/---
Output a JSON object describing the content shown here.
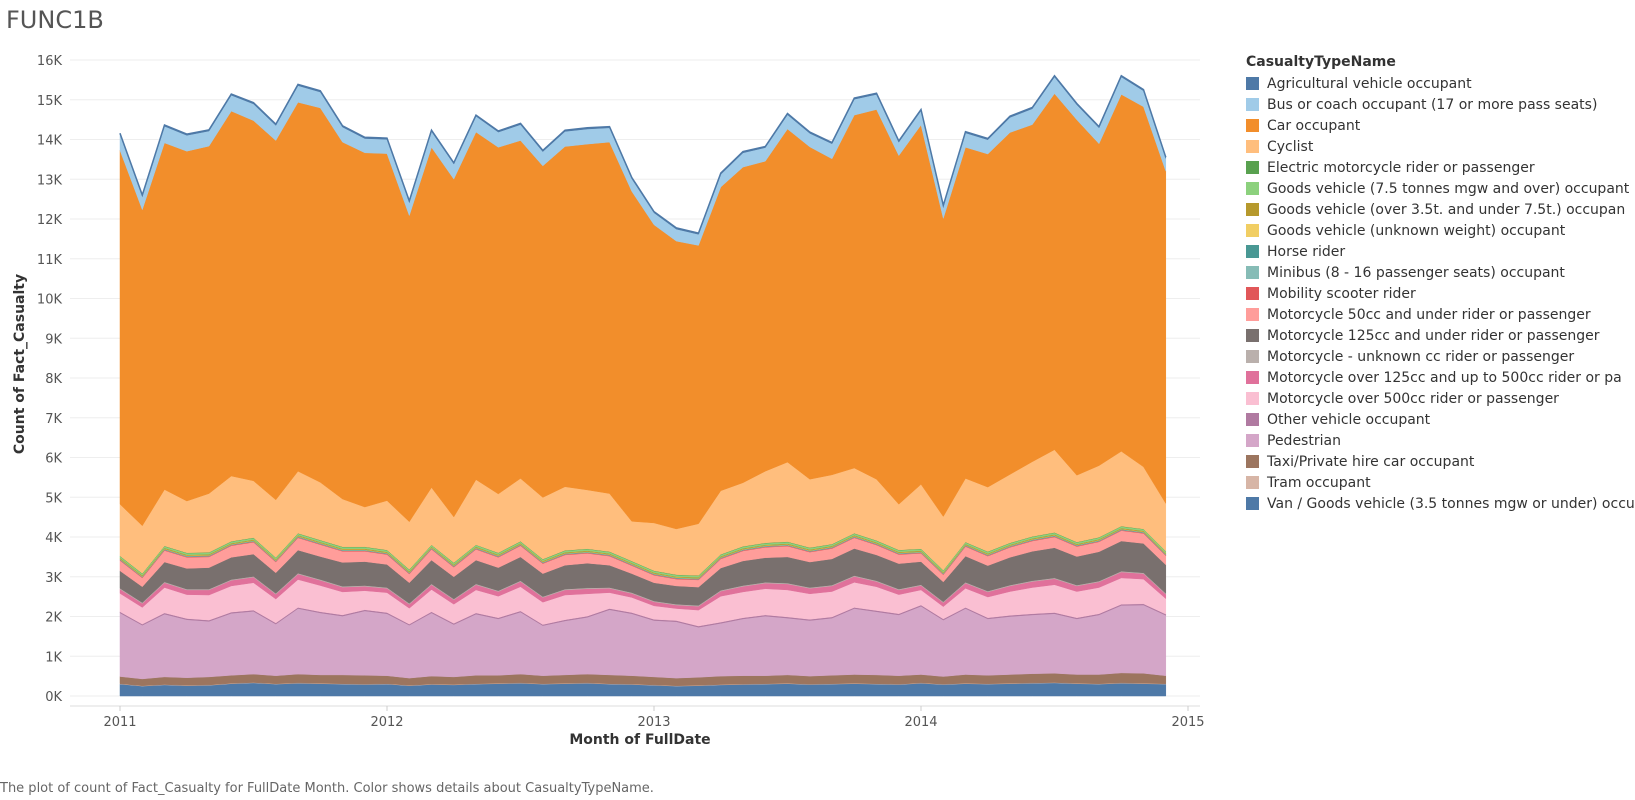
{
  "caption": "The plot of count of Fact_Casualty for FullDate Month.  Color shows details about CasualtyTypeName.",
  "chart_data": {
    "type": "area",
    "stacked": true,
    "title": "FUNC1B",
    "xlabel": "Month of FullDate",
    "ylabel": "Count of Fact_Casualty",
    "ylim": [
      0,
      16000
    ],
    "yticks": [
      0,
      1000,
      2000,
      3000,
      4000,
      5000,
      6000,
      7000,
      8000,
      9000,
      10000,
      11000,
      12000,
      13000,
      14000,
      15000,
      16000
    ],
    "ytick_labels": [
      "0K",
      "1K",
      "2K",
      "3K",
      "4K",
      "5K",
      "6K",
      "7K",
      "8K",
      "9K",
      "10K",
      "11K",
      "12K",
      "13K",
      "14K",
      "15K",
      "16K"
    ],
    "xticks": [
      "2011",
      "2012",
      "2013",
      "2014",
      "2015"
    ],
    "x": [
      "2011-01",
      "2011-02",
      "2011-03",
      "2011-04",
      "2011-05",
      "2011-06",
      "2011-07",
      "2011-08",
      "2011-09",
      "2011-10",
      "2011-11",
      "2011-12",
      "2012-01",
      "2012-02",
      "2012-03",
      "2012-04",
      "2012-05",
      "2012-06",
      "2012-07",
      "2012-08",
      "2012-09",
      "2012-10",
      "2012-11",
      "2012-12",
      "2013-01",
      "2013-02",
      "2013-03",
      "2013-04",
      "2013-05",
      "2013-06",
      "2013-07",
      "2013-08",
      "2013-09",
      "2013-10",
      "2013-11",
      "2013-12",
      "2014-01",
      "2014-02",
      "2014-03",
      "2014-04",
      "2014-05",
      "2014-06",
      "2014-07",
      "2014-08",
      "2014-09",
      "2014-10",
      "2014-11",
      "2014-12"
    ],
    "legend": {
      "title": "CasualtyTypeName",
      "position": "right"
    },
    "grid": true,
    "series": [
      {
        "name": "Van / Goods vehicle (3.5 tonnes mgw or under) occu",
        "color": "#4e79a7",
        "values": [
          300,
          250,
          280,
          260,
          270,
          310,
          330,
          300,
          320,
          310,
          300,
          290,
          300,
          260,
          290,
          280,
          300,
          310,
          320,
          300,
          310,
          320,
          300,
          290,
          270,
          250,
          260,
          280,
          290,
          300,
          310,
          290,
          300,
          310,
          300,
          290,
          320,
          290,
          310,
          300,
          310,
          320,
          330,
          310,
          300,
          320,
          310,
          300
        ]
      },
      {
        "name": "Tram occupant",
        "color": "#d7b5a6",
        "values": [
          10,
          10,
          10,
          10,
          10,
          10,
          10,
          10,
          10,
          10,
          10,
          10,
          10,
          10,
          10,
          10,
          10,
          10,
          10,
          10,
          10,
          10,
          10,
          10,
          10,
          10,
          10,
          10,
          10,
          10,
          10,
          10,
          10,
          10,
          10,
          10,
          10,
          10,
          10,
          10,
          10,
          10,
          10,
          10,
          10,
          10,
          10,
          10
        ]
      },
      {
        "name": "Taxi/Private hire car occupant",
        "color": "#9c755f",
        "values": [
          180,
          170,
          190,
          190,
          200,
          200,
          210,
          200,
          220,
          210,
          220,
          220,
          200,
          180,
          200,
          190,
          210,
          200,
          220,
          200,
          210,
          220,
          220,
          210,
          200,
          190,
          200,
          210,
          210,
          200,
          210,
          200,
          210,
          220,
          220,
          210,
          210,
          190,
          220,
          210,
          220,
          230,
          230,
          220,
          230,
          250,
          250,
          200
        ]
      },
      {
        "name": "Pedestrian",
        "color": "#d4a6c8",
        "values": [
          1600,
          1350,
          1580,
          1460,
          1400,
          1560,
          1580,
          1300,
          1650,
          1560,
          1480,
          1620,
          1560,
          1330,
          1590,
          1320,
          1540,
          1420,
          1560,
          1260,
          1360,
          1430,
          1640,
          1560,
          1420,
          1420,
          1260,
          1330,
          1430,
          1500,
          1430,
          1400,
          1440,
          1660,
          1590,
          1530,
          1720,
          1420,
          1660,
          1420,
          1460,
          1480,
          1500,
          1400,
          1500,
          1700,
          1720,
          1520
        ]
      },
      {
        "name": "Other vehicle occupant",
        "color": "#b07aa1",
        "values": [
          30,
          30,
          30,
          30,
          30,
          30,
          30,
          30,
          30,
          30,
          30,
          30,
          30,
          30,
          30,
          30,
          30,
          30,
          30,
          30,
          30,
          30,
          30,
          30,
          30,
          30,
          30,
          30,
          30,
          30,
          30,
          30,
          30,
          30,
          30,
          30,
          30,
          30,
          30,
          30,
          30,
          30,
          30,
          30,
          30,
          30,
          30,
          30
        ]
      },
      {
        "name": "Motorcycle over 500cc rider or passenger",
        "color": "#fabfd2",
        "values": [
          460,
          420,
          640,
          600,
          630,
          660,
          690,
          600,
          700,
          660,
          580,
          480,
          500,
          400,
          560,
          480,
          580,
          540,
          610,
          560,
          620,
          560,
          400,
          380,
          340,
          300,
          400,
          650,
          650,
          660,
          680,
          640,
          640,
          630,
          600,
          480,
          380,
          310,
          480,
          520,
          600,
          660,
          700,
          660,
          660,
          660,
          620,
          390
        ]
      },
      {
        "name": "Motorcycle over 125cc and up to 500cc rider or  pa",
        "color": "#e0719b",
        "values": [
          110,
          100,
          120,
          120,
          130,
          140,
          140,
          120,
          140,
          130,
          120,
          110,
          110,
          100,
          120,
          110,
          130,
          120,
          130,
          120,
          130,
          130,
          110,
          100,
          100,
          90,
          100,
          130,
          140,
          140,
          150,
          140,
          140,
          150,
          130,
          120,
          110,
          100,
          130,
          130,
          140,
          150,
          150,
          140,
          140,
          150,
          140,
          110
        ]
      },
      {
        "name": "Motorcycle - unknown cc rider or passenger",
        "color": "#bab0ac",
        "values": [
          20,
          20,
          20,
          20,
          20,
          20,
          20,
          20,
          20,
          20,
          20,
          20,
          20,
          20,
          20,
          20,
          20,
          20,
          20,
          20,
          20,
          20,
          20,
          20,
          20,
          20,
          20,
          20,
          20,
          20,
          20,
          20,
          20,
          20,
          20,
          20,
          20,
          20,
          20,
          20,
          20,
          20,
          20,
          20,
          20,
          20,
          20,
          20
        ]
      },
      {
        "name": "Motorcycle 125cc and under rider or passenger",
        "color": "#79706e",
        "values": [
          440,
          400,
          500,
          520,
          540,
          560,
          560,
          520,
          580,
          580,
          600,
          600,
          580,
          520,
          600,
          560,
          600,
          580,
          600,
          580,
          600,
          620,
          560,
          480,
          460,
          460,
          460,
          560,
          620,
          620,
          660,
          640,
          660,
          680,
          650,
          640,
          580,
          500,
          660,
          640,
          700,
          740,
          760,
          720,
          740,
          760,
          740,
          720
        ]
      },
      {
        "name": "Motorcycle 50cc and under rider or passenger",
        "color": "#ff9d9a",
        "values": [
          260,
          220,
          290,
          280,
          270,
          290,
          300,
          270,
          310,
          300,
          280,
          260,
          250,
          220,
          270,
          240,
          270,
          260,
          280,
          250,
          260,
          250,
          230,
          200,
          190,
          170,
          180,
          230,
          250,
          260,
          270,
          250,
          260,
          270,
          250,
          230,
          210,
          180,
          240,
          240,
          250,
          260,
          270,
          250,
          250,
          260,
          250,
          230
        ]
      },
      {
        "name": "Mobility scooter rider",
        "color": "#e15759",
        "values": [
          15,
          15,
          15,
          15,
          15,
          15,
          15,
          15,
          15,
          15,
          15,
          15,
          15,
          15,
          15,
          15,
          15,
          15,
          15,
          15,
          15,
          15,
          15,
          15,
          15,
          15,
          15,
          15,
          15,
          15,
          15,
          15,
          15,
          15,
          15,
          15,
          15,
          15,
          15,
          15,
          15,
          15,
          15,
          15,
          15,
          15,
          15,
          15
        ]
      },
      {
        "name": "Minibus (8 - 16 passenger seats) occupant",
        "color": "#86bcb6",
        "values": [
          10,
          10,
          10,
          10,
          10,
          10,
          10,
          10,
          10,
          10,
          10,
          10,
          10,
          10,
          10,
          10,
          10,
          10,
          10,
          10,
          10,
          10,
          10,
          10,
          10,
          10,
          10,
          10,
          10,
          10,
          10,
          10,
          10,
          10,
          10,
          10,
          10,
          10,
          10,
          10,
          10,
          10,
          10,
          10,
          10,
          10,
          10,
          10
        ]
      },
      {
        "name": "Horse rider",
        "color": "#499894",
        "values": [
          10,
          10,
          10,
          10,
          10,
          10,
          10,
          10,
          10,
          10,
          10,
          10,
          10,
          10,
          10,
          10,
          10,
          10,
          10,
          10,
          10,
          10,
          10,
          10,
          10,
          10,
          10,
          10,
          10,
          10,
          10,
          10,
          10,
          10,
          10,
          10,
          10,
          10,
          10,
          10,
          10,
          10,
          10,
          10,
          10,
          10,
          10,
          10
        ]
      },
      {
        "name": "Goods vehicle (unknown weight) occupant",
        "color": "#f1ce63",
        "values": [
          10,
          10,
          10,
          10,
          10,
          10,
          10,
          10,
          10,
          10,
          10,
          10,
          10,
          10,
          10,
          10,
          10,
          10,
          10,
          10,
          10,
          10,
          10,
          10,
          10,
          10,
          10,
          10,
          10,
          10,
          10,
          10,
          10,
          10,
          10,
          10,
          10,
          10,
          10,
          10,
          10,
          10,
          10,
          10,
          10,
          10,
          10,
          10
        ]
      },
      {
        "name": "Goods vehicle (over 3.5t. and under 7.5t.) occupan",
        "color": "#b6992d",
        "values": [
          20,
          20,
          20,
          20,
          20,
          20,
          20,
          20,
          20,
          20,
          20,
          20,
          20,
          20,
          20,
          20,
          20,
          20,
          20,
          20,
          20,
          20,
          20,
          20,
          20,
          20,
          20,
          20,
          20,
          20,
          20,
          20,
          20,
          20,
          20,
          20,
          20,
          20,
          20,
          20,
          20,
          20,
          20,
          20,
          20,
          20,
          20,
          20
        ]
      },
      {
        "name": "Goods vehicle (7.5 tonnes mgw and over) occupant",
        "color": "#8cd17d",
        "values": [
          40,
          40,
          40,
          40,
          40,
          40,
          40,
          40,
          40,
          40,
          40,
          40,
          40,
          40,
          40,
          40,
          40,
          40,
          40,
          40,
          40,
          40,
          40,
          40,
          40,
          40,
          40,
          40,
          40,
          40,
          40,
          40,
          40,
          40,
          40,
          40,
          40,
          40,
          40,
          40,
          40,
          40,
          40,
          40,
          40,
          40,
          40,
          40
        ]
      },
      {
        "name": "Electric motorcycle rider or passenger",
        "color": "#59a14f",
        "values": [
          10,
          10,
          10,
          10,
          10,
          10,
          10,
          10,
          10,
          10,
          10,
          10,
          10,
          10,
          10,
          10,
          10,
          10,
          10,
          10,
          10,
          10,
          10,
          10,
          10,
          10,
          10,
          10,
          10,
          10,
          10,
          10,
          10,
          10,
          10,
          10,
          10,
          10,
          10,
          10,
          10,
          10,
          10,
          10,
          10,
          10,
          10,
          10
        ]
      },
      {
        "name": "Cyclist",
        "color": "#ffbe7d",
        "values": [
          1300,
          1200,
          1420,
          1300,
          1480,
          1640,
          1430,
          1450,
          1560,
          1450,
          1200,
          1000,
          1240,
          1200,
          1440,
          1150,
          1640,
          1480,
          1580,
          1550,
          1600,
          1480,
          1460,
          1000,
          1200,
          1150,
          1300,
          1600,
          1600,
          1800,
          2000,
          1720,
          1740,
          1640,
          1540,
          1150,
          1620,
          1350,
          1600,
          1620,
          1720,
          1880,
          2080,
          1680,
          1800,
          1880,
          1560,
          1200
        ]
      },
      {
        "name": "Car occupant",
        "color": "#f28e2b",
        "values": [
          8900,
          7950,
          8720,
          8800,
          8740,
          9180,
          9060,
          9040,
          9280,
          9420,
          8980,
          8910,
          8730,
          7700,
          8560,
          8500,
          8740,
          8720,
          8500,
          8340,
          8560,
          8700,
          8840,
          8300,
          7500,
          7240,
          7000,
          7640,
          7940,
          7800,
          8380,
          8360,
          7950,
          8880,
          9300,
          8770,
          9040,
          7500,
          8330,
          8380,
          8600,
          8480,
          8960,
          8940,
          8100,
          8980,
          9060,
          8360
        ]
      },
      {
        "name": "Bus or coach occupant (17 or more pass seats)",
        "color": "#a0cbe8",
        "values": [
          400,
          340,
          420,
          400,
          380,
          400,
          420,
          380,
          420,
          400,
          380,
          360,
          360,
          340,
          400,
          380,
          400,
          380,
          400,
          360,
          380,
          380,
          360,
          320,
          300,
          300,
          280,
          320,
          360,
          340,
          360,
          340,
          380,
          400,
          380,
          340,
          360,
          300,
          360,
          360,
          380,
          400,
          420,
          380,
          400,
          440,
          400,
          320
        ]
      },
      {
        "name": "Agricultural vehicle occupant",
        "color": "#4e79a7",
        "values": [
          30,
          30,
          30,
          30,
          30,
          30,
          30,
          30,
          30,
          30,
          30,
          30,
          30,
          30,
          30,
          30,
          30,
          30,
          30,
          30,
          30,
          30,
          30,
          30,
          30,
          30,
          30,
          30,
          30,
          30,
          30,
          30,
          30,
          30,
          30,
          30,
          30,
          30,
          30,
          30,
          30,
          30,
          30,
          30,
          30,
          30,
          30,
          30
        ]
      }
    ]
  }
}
\---
**Exercise goal**
In the entries above, find each line with the word "vehicle" and show it.

**Output of the exercise**
        "name": "Van / Goods vehicle (3.5 tonnes mgw or under) occu",
        "name": "Other vehicle occupant",
        "name": "Goods vehicle (unknown weight) occupant",
        "name": "Goods vehicle (over 3.5t. and under 7.5t.) occupan",
        "name": "Goods vehicle (7.5 tonnes mgw and over) occupant",
        "name": "Agricultural vehicle occupant",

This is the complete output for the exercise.